(Box annotation data)
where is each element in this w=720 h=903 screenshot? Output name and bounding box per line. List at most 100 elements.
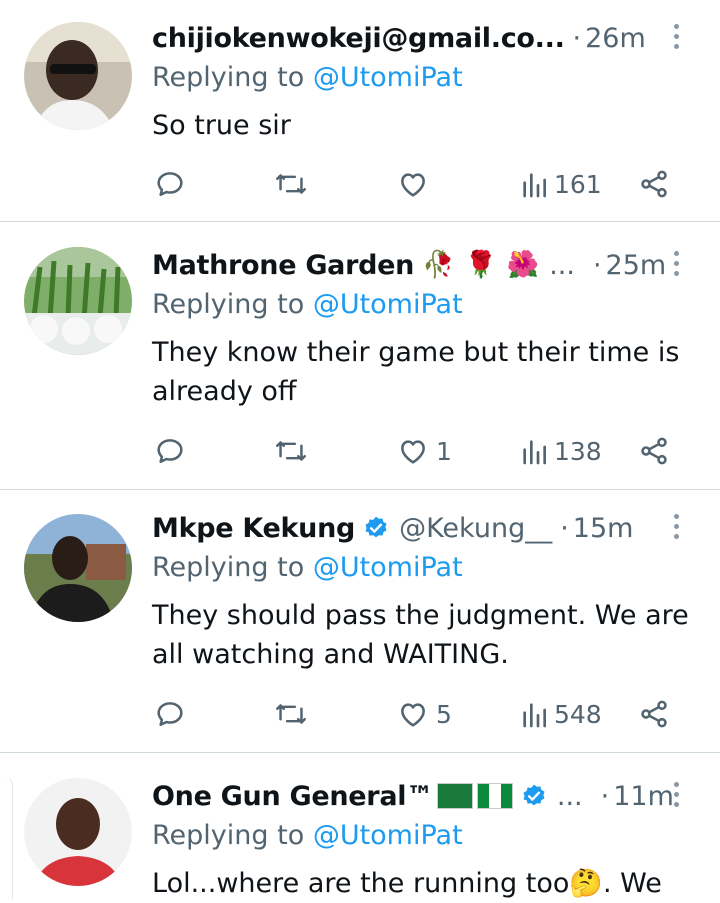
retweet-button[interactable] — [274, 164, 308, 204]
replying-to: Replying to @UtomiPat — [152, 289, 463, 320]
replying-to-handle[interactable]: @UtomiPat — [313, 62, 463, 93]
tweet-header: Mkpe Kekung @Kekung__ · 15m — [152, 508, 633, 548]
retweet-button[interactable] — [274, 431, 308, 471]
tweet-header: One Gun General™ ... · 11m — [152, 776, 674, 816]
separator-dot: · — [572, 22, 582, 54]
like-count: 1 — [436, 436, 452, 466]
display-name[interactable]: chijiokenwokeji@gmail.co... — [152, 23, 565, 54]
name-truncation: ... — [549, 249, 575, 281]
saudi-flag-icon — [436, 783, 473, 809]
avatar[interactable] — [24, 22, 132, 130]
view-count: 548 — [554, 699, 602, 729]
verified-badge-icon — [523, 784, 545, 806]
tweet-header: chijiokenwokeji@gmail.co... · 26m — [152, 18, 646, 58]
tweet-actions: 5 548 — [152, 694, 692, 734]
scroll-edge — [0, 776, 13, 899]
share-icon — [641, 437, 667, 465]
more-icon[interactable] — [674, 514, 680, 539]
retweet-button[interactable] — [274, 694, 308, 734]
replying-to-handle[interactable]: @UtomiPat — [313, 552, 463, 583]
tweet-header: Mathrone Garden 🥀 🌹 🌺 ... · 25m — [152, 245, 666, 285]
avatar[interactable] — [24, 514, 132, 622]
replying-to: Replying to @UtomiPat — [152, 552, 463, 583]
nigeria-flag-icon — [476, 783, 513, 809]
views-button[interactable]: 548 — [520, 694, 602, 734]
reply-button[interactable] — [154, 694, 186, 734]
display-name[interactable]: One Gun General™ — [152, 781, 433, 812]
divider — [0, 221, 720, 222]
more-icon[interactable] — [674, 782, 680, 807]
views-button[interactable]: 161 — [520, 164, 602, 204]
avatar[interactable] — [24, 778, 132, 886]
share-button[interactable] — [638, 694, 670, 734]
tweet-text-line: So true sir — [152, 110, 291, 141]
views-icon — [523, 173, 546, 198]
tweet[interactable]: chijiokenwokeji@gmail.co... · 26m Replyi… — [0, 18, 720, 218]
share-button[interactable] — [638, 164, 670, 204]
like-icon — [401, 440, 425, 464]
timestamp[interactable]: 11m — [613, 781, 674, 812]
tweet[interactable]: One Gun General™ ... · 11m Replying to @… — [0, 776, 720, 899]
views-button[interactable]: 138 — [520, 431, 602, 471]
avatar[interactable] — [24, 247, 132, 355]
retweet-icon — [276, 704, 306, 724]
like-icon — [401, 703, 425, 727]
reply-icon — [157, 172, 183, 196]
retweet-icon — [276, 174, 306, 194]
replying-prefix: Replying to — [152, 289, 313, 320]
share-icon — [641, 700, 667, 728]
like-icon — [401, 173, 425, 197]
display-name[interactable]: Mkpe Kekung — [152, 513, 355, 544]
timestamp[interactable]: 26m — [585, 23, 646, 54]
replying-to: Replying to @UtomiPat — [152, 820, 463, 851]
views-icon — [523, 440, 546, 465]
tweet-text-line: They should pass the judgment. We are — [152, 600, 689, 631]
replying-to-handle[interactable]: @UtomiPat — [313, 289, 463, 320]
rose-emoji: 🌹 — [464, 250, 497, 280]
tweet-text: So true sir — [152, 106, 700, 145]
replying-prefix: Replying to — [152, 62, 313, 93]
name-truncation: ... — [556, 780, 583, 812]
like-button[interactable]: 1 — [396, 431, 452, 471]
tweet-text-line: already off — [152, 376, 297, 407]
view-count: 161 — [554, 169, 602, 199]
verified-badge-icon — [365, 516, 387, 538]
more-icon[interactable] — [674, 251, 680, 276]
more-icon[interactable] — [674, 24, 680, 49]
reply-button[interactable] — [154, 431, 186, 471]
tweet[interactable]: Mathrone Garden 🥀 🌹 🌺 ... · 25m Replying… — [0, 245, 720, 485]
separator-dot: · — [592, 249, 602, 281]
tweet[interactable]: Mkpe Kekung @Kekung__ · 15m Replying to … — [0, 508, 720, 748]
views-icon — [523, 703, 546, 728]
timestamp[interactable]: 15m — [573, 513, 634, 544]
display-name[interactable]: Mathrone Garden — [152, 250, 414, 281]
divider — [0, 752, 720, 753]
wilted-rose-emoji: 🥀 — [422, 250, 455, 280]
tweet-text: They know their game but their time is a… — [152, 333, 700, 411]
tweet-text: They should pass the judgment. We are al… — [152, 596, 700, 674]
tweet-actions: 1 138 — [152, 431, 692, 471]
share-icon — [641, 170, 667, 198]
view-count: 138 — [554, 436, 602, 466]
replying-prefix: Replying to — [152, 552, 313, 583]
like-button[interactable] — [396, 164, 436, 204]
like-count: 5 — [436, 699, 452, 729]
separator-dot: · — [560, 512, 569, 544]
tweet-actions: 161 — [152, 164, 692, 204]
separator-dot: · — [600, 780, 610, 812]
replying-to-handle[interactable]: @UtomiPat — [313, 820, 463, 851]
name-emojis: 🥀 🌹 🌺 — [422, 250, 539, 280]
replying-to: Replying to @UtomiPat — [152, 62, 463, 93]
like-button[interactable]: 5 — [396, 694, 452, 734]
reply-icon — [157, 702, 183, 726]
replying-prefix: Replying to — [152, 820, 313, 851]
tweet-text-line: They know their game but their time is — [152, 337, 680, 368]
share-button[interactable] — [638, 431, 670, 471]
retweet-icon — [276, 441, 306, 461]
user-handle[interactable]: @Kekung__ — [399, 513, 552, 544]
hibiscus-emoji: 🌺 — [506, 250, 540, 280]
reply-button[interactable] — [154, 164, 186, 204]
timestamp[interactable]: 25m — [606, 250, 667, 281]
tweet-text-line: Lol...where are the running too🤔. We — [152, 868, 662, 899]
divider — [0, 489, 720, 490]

WHAT YOU NEED TO DO: Reproduce the records above line for line, without the picture placeholders.

ANSWER TO THE EXERCISE:
where is each element in this w=720 h=903 screenshot? Output name and bounding box per line. List at most 100 elements.
retweet-button[interactable] — [274, 164, 308, 204]
replying-to: Replying to @UtomiPat — [152, 289, 463, 320]
replying-to-handle[interactable]: @UtomiPat — [313, 62, 463, 93]
tweet-header: Mkpe Kekung @Kekung__ · 15m — [152, 508, 633, 548]
retweet-button[interactable] — [274, 431, 308, 471]
tweet-header: One Gun General™ ... · 11m — [152, 776, 674, 816]
separator-dot: · — [572, 22, 582, 54]
like-count: 1 — [436, 436, 452, 466]
display-name[interactable]: chijiokenwokeji@gmail.co... — [152, 23, 565, 54]
name-truncation: ... — [549, 249, 575, 281]
saudi-flag-icon — [436, 783, 473, 809]
avatar[interactable] — [24, 22, 132, 130]
view-count: 548 — [554, 699, 602, 729]
verified-badge-icon — [523, 784, 545, 806]
tweet-header: chijiokenwokeji@gmail.co... · 26m — [152, 18, 646, 58]
tweet-actions: 5 548 — [152, 694, 692, 734]
scroll-edge — [0, 776, 13, 899]
share-icon — [641, 437, 667, 465]
more-icon[interactable] — [674, 514, 680, 539]
retweet-button[interactable] — [274, 694, 308, 734]
replying-to-handle[interactable]: @UtomiPat — [313, 552, 463, 583]
tweet-header: Mathrone Garden 🥀 🌹 🌺 ... · 25m — [152, 245, 666, 285]
avatar[interactable] — [24, 514, 132, 622]
replying-to: Replying to @UtomiPat — [152, 552, 463, 583]
nigeria-flag-icon — [476, 783, 513, 809]
views-button[interactable]: 548 — [520, 694, 602, 734]
reply-button[interactable] — [154, 694, 186, 734]
display-name[interactable]: One Gun General™ — [152, 781, 433, 812]
divider — [0, 221, 720, 222]
more-icon[interactable] — [674, 782, 680, 807]
views-button[interactable]: 161 — [520, 164, 602, 204]
avatar[interactable] — [24, 778, 132, 886]
share-button[interactable] — [638, 694, 670, 734]
tweet-text-line: So true sir — [152, 110, 291, 141]
views-icon — [523, 173, 546, 198]
tweet[interactable]: chijiokenwokeji@gmail.co... · 26m Replyi… — [0, 18, 720, 218]
share-button[interactable] — [638, 164, 670, 204]
like-icon — [401, 440, 425, 464]
timestamp[interactable]: 11m — [613, 781, 674, 812]
tweet[interactable]: One Gun General™ ... · 11m Replying to @… — [0, 776, 720, 899]
views-button[interactable]: 138 — [520, 431, 602, 471]
avatar[interactable] — [24, 247, 132, 355]
retweet-icon — [276, 704, 306, 724]
like-icon — [401, 703, 425, 727]
reply-icon — [157, 172, 183, 196]
retweet-icon — [276, 174, 306, 194]
replying-prefix: Replying to — [152, 289, 313, 320]
share-icon — [641, 700, 667, 728]
like-icon — [401, 173, 425, 197]
display-name[interactable]: Mkpe Kekung — [152, 513, 355, 544]
timestamp[interactable]: 26m — [585, 23, 646, 54]
replying-to: Replying to @UtomiPat — [152, 820, 463, 851]
views-icon — [523, 440, 546, 465]
tweet-text-line: They should pass the judgment. We are — [152, 600, 689, 631]
replying-to-handle[interactable]: @UtomiPat — [313, 289, 463, 320]
rose-emoji: 🌹 — [464, 250, 497, 280]
tweet-text: So true sir — [152, 106, 700, 145]
replying-prefix: Replying to — [152, 62, 313, 93]
name-truncation: ... — [556, 780, 583, 812]
like-button[interactable]: 1 — [396, 431, 452, 471]
tweet-text-line: already off — [152, 376, 297, 407]
view-count: 161 — [554, 169, 602, 199]
verified-badge-icon — [365, 516, 387, 538]
more-icon[interactable] — [674, 251, 680, 276]
more-icon[interactable] — [674, 24, 680, 49]
reply-button[interactable] — [154, 431, 186, 471]
tweet[interactable]: Mathrone Garden 🥀 🌹 🌺 ... · 25m Replying… — [0, 245, 720, 485]
separator-dot: · — [592, 249, 602, 281]
tweet[interactable]: Mkpe Kekung @Kekung__ · 15m Replying to … — [0, 508, 720, 748]
views-icon — [523, 703, 546, 728]
timestamp[interactable]: 15m — [573, 513, 634, 544]
display-name[interactable]: Mathrone Garden — [152, 250, 414, 281]
divider — [0, 752, 720, 753]
wilted-rose-emoji: 🥀 — [422, 250, 455, 280]
tweet-text: They know their game but their time is a… — [152, 333, 700, 411]
tweet-text: They should pass the judgment. We are al… — [152, 596, 700, 674]
tweet-actions: 1 138 — [152, 431, 692, 471]
share-icon — [641, 170, 667, 198]
view-count: 138 — [554, 436, 602, 466]
replying-prefix: Replying to — [152, 552, 313, 583]
like-button[interactable] — [396, 164, 436, 204]
like-count: 5 — [436, 699, 452, 729]
separator-dot: · — [560, 512, 569, 544]
tweet-actions: 161 — [152, 164, 692, 204]
separator-dot: · — [600, 780, 610, 812]
replying-to-handle[interactable]: @UtomiPat — [313, 820, 463, 851]
name-emojis: 🥀 🌹 🌺 — [422, 250, 539, 280]
replying-to: Replying to @UtomiPat — [152, 62, 463, 93]
like-button[interactable]: 5 — [396, 694, 452, 734]
reply-icon — [157, 702, 183, 726]
replying-prefix: Replying to — [152, 820, 313, 851]
tweet-text-line: They know their game but their time is — [152, 337, 680, 368]
share-button[interactable] — [638, 431, 670, 471]
retweet-icon — [276, 441, 306, 461]
user-handle[interactable]: @Kekung__ — [399, 513, 552, 544]
hibiscus-emoji: 🌺 — [506, 250, 540, 280]
reply-button[interactable] — [154, 164, 186, 204]
timestamp[interactable]: 25m — [606, 250, 667, 281]
tweet-text-line: Lol...where are the running too🤔. We — [152, 868, 662, 899]
divider — [0, 489, 720, 490]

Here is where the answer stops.